> _WHAT YOU HAVE TO DO_
Write out the material exactly, leaving every picture behind.

* start *

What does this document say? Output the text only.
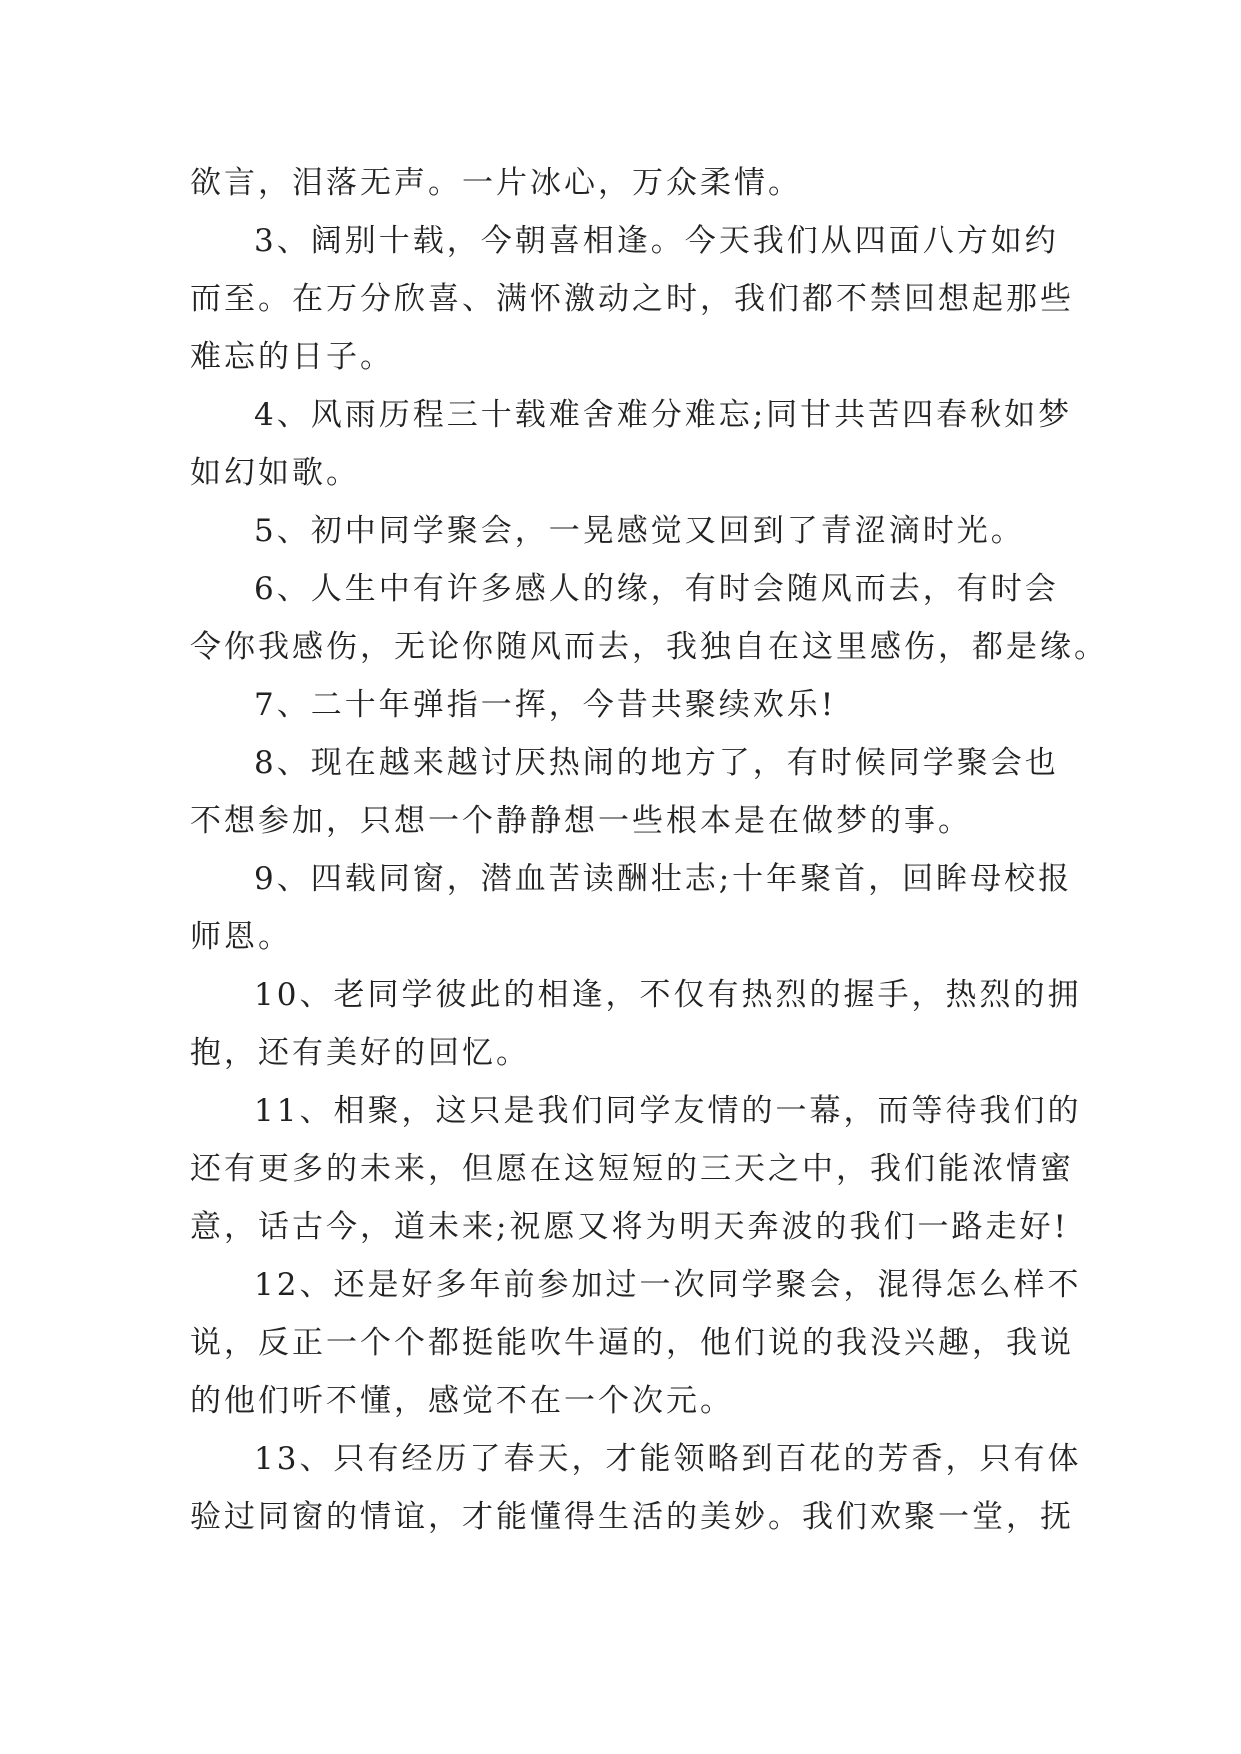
欲言，泪落无声。一片冰心，万众柔情。
3、阔别十载，今朝喜相逢。今天我们从四面八方如约
而至。在万分欣喜、满怀激动之时，我们都不禁回想起那些
难忘的日子。
4、风雨历程三十载难舍难分难忘;同甘共苦四春秋如梦
如幻如歌。
5、初中同学聚会，一晃感觉又回到了青涩滴时光。
6、人生中有许多感人的缘，有时会随风而去，有时会
令你我感伤，无论你随风而去，我独自在这里感伤，都是缘。
7、二十年弹指一挥，今昔共聚续欢乐!
8、现在越来越讨厌热闹的地方了，有时候同学聚会也
不想参加，只想一个静静想一些根本是在做梦的事。
9、四载同窗，潜血苦读酬壮志;十年聚首，回眸母校报
师恩。
10、老同学彼此的相逢，不仅有热烈的握手，热烈的拥
抱，还有美好的回忆。
11、相聚，这只是我们同学友情的一幕，而等待我们的
还有更多的未来，但愿在这短短的三天之中，我们能浓情蜜
意，话古今，道未来;祝愿又将为明天奔波的我们一路走好!
12、还是好多年前参加过一次同学聚会，混得怎么样不
说，反正一个个都挺能吹牛逼的，他们说的我没兴趣，我说
的他们听不懂，感觉不在一个次元。
13、只有经历了春天，才能领略到百花的芳香，只有体
验过同窗的情谊，才能懂得生活的美妙。我们欢聚一堂，抚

* end *

> _EXERCISE SOLUTION_
What does this document say? Output the text only.
欲言，泪落无声。一片冰心，万众柔情。
3、阔别十载，今朝喜相逢。今天我们从四面八方如约
而至。在万分欣喜、满怀激动之时，我们都不禁回想起那些
难忘的日子。
4、风雨历程三十载难舍难分难忘;同甘共苦四春秋如梦
如幻如歌。
5、初中同学聚会，一晃感觉又回到了青涩滴时光。
6、人生中有许多感人的缘，有时会随风而去，有时会
令你我感伤，无论你随风而去，我独自在这里感伤，都是缘。
7、二十年弹指一挥，今昔共聚续欢乐!
8、现在越来越讨厌热闹的地方了，有时候同学聚会也
不想参加，只想一个静静想一些根本是在做梦的事。
9、四载同窗，潜血苦读酬壮志;十年聚首，回眸母校报
师恩。
10、老同学彼此的相逢，不仅有热烈的握手，热烈的拥
抱，还有美好的回忆。
11、相聚，这只是我们同学友情的一幕，而等待我们的
还有更多的未来，但愿在这短短的三天之中，我们能浓情蜜
意，话古今，道未来;祝愿又将为明天奔波的我们一路走好!
12、还是好多年前参加过一次同学聚会，混得怎么样不
说，反正一个个都挺能吹牛逼的，他们说的我没兴趣，我说
的他们听不懂，感觉不在一个次元。
13、只有经历了春天，才能领略到百花的芳香，只有体
验过同窗的情谊，才能懂得生活的美妙。我们欢聚一堂，抚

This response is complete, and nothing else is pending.